What to produce.
Find every line in the records below that holds the word "color" and copy it.
** BEGIN Extracted records **
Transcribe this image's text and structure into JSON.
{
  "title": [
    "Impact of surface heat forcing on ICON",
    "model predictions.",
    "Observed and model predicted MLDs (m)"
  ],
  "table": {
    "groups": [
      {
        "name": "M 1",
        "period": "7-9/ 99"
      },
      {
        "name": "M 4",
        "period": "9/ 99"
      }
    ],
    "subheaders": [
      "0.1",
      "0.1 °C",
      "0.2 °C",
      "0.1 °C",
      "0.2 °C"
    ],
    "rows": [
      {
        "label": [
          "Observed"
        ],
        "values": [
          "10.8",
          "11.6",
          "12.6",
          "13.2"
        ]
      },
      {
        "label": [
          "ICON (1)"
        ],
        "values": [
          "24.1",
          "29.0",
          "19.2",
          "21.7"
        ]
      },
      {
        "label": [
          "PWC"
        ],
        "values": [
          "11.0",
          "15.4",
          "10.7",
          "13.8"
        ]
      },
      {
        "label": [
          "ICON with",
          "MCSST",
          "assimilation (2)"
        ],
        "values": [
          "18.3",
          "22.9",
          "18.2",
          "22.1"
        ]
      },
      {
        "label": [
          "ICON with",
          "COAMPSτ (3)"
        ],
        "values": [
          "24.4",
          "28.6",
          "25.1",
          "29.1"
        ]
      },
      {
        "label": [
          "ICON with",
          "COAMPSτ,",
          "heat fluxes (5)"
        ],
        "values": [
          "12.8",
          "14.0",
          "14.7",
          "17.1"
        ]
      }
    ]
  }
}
** END Extracted records **
** BEGIN Extracted records **
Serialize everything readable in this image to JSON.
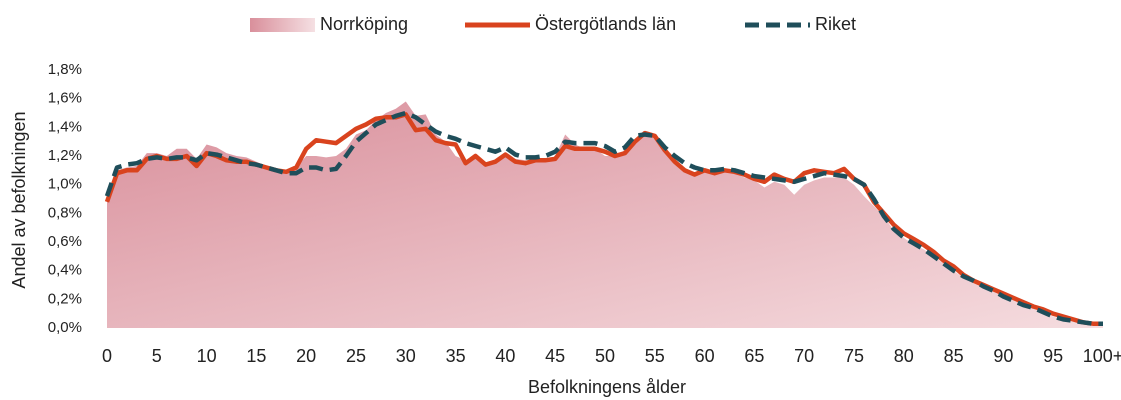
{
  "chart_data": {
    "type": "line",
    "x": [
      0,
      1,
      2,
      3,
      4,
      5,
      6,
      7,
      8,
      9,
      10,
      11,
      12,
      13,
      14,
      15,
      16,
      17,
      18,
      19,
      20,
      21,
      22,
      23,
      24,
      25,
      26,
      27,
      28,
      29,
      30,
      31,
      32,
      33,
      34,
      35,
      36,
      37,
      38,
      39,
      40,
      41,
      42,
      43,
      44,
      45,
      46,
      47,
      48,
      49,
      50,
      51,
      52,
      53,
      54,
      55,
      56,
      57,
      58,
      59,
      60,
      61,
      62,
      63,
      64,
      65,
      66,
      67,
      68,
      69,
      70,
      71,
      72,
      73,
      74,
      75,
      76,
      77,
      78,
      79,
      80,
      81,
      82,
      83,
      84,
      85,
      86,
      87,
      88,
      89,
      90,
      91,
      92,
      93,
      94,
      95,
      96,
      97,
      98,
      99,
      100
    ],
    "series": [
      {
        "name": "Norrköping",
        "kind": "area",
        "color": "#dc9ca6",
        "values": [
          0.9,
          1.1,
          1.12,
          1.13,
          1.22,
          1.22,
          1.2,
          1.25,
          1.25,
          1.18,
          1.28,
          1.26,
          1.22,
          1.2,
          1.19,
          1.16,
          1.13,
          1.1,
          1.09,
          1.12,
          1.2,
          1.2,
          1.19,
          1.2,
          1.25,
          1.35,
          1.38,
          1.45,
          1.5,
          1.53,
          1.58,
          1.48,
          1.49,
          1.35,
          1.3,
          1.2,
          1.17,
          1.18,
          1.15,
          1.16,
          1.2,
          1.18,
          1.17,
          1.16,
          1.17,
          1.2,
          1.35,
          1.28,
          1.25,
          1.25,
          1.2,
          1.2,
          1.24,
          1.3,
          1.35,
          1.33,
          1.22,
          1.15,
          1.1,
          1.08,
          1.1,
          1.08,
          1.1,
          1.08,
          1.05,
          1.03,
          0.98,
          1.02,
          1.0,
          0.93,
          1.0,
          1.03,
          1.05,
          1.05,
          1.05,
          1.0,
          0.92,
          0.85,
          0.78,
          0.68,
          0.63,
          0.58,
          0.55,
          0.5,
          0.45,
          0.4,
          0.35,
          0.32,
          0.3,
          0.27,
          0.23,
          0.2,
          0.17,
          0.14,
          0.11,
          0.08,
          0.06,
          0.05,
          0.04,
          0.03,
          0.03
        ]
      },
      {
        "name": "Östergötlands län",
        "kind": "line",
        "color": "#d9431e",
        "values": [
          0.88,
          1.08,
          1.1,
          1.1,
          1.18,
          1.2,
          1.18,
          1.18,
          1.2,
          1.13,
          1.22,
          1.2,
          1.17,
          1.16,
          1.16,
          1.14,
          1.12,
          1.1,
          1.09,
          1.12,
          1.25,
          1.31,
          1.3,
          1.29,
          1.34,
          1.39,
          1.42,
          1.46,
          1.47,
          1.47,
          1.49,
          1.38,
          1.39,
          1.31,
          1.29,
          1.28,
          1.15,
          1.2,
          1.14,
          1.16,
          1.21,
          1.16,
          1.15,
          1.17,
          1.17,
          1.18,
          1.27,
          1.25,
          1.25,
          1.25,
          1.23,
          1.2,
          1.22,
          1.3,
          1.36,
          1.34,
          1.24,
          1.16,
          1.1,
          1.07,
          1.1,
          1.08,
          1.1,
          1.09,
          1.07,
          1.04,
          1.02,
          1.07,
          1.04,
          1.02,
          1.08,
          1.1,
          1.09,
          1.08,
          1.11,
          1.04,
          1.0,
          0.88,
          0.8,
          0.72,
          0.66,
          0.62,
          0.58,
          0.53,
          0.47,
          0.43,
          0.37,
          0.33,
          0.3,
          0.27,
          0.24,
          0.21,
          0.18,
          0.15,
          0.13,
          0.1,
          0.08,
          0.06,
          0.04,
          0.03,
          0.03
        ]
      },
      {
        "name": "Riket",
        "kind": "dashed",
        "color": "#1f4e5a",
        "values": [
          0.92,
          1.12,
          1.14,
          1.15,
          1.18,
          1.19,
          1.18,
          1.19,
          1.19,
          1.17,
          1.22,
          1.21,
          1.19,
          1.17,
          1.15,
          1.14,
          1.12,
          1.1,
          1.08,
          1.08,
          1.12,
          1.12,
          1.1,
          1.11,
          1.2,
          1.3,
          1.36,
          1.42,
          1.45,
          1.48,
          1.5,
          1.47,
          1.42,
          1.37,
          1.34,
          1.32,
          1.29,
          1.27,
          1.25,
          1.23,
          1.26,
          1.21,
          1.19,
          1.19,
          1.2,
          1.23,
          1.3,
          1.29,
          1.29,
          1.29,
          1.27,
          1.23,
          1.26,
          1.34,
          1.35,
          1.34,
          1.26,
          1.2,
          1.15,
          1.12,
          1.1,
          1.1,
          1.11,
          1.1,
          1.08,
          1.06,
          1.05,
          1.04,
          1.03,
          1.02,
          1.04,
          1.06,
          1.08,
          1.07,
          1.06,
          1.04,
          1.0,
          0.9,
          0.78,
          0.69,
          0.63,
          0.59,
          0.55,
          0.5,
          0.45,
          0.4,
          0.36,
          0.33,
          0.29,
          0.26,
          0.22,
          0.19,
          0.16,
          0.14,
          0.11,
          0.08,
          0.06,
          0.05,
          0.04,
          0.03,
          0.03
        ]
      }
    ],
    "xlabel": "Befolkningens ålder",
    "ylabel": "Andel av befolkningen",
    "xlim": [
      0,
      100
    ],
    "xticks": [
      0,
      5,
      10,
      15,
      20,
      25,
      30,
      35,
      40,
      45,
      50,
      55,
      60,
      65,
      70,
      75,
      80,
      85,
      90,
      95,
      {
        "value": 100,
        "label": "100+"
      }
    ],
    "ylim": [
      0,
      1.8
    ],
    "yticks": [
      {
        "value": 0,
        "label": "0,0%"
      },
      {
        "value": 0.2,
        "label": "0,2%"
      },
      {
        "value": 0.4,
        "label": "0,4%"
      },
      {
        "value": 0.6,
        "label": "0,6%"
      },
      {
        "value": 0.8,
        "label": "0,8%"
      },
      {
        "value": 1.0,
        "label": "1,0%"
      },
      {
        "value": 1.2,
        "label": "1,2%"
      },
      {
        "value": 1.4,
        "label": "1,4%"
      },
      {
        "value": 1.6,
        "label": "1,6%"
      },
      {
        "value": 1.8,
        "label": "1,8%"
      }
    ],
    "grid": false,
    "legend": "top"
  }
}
** END Extracted records **
Written response.
        "color": "#dc9ca6",
        "color": "#d9431e",
        "color": "#1f4e5a",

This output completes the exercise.